• _Saved data entries_
+++++
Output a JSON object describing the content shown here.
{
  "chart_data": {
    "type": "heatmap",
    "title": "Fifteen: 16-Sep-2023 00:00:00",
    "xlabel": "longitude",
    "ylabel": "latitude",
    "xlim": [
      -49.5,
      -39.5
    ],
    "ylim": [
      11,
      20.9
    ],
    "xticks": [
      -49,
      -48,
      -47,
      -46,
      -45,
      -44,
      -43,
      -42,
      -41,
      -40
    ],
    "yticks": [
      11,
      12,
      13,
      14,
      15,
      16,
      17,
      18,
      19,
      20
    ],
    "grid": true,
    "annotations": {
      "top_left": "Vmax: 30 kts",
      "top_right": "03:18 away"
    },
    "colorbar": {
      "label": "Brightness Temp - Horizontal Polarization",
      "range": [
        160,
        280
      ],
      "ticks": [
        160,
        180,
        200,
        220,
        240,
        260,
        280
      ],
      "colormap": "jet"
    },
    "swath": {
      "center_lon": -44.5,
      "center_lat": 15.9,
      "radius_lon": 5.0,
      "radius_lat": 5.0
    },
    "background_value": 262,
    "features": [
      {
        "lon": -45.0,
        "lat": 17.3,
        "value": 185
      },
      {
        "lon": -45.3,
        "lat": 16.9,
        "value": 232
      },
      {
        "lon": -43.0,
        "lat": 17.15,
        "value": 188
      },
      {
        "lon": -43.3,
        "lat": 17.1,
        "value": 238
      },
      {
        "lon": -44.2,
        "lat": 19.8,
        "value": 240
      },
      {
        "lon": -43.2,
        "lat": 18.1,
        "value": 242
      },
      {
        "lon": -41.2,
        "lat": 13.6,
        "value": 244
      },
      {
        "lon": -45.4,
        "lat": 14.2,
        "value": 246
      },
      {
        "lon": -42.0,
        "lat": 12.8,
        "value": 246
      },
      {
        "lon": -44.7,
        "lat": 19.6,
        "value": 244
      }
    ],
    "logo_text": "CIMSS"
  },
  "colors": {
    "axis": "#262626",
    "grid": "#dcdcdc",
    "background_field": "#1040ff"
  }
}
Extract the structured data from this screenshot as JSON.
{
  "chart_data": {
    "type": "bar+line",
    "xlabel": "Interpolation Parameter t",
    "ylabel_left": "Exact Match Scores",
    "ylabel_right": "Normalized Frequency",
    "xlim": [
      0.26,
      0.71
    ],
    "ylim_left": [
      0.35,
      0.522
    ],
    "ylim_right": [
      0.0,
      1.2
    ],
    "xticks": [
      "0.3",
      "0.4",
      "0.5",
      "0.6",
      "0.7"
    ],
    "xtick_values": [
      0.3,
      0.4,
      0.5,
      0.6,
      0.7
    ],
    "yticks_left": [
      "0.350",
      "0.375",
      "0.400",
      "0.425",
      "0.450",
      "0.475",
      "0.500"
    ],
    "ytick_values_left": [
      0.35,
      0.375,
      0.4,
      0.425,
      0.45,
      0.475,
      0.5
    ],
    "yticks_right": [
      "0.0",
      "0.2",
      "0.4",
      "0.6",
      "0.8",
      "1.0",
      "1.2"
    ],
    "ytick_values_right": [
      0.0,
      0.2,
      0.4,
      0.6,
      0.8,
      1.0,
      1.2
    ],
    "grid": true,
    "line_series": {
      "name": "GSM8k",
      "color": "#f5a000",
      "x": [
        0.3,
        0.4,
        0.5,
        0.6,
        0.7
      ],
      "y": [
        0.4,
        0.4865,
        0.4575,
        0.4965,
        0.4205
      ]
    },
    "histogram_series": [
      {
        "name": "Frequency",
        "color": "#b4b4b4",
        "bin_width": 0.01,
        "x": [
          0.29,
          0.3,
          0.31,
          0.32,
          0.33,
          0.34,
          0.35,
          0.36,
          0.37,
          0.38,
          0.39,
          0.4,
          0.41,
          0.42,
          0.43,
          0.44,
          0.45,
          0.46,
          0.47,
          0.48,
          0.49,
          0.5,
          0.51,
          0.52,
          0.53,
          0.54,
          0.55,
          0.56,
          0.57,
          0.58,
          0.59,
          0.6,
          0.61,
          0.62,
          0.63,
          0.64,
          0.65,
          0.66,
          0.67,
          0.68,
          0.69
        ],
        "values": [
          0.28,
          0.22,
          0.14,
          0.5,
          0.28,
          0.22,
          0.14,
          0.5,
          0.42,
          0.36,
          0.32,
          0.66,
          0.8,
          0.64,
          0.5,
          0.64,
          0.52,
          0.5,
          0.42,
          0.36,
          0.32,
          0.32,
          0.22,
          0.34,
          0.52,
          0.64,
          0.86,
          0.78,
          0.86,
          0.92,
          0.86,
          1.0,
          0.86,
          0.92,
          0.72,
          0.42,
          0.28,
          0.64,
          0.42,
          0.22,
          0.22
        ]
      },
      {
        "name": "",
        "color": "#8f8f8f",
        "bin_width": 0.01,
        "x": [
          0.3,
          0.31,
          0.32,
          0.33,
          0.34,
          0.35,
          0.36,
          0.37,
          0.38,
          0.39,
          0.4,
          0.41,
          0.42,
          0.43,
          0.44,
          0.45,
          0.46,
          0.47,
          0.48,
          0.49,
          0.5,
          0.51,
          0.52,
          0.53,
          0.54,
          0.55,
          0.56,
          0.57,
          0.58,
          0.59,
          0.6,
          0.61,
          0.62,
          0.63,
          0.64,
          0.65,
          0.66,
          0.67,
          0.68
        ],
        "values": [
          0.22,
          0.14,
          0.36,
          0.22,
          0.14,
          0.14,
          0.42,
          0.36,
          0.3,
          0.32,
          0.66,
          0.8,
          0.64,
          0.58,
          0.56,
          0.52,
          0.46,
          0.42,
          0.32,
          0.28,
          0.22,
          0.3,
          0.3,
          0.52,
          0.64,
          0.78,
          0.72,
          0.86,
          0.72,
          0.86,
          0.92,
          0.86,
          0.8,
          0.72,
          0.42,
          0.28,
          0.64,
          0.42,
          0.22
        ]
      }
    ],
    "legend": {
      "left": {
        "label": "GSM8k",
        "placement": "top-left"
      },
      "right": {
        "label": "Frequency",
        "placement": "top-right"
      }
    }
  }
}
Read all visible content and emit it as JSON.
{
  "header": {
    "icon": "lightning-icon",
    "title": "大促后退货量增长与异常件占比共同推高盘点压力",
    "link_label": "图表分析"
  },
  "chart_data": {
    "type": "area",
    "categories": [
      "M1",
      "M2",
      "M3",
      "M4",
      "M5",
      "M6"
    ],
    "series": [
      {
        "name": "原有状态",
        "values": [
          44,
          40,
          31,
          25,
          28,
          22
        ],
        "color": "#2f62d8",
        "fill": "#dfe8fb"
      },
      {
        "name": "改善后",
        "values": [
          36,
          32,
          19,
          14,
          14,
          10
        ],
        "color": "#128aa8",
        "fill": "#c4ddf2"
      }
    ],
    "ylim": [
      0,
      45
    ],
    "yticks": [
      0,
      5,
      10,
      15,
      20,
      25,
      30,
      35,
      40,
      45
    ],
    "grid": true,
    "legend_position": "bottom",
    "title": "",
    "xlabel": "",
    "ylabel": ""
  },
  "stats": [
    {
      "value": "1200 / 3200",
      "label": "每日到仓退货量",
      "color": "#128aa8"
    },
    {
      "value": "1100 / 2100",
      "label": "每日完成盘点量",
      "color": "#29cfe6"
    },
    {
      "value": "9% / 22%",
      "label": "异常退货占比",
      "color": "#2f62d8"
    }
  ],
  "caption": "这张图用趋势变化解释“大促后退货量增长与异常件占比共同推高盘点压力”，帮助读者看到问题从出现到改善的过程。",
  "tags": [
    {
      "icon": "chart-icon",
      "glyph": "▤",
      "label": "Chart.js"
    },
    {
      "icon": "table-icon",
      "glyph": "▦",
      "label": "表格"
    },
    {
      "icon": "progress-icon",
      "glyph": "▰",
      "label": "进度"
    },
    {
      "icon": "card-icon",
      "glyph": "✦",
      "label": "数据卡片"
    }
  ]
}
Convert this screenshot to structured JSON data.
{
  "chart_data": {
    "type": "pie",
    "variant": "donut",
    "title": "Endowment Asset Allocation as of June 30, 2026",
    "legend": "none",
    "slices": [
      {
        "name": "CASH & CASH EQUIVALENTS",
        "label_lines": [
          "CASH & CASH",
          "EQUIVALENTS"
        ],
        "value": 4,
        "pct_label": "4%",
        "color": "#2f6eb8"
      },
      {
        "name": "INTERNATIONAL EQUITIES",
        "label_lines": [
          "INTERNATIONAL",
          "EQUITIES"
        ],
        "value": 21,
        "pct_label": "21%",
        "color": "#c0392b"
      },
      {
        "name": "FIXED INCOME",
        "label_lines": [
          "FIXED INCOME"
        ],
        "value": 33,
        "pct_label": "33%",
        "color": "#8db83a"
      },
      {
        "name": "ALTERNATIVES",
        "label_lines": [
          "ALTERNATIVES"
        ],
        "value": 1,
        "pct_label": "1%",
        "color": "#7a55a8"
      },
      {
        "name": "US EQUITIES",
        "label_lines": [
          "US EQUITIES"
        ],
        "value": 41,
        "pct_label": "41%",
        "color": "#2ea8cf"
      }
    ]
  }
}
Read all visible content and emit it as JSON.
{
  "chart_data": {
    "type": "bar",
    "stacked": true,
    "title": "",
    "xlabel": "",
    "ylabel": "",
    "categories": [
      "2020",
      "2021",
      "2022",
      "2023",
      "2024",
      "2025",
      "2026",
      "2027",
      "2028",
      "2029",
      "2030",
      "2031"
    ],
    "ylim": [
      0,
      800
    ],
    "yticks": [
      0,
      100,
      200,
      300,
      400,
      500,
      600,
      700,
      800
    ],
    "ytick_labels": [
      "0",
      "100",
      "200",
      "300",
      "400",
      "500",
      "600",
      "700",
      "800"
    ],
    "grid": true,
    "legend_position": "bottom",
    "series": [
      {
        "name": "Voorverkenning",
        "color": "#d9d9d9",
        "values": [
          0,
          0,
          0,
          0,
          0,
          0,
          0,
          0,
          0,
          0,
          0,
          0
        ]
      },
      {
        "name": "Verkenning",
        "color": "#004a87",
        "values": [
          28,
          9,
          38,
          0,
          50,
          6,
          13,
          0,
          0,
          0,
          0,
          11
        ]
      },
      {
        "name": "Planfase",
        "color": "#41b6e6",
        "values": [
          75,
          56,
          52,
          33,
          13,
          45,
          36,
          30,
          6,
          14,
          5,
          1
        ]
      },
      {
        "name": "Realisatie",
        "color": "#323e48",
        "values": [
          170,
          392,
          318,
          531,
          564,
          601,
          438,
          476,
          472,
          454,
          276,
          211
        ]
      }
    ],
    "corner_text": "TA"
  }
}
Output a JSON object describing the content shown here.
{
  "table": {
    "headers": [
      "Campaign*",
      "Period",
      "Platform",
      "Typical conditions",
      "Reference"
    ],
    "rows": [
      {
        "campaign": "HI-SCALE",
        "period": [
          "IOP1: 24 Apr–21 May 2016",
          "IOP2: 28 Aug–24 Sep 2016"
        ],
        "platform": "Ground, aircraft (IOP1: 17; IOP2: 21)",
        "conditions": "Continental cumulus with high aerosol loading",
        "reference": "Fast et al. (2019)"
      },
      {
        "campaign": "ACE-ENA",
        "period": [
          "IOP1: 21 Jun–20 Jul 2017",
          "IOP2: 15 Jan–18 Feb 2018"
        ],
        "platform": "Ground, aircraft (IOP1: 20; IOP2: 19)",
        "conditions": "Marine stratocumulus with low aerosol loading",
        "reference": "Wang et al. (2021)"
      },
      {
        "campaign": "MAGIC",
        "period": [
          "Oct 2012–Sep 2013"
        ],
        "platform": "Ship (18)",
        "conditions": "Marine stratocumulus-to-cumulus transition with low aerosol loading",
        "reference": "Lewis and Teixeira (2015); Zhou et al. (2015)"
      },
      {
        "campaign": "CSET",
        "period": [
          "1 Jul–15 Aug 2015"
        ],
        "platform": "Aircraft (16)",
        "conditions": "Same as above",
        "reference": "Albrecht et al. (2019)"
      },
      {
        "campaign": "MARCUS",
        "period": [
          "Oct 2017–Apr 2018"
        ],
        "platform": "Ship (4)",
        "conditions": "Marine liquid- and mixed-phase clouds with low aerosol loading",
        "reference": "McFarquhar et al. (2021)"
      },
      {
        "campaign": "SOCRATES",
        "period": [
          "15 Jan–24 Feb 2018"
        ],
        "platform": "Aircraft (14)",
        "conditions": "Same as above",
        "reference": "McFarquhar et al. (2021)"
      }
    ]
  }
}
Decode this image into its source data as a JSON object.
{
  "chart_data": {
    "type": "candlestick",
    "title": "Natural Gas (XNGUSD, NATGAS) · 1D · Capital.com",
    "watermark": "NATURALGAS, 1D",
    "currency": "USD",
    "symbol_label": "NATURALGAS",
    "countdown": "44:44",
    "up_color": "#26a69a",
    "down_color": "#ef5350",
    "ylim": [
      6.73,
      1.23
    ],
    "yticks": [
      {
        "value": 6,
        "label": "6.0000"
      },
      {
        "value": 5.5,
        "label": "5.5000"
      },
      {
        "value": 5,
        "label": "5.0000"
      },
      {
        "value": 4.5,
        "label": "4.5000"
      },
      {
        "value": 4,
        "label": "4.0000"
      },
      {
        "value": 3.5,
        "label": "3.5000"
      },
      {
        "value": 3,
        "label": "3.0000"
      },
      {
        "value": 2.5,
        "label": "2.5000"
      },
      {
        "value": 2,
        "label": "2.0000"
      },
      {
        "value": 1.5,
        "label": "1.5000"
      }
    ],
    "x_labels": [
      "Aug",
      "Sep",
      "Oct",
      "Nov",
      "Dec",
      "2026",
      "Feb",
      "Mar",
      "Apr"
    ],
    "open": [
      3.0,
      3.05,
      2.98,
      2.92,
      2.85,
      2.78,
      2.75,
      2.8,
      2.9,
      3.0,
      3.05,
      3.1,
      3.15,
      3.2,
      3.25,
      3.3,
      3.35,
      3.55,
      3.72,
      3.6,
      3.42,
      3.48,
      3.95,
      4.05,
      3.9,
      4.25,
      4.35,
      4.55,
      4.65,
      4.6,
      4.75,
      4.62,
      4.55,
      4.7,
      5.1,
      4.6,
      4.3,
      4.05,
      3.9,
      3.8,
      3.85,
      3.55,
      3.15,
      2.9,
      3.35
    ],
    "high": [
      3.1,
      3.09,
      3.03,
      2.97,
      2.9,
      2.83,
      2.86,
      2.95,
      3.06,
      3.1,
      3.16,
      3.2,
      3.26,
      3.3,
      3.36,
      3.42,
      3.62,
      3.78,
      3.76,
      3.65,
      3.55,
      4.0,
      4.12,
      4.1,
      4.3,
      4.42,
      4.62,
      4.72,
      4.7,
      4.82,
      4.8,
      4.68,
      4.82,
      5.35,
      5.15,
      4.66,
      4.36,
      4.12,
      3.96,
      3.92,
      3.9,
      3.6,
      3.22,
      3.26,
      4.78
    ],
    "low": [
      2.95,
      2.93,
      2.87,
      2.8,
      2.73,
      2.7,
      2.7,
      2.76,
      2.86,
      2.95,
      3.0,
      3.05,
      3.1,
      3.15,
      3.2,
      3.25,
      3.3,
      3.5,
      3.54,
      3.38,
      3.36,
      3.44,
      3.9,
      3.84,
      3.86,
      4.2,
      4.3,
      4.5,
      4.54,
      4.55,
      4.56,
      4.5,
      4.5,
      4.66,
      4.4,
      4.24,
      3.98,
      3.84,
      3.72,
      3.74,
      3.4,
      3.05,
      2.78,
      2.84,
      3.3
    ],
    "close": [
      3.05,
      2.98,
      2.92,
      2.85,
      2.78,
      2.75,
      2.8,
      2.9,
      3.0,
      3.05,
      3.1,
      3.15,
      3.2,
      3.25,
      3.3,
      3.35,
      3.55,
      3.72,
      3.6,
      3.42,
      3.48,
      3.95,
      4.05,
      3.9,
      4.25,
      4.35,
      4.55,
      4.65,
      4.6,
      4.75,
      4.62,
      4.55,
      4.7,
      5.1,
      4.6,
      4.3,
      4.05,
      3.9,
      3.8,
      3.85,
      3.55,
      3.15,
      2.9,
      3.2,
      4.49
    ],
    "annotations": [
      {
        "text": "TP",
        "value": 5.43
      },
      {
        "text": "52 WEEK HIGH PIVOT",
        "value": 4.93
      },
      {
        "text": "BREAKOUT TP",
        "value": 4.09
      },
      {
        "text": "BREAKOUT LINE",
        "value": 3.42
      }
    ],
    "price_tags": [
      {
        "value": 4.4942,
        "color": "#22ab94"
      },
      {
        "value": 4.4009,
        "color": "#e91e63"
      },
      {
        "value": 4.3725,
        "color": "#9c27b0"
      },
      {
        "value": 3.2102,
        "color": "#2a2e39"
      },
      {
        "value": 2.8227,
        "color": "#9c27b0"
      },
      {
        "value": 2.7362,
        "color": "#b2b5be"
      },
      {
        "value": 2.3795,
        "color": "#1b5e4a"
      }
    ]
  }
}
+++++
• _Directions for this task_
Return every line of the preceding records in which the word "Frequency" appears.

• _Solved problem_
    "ylabel_right": "Normalized Frequency",
        "name": "Frequency",
        "label": "Frequency",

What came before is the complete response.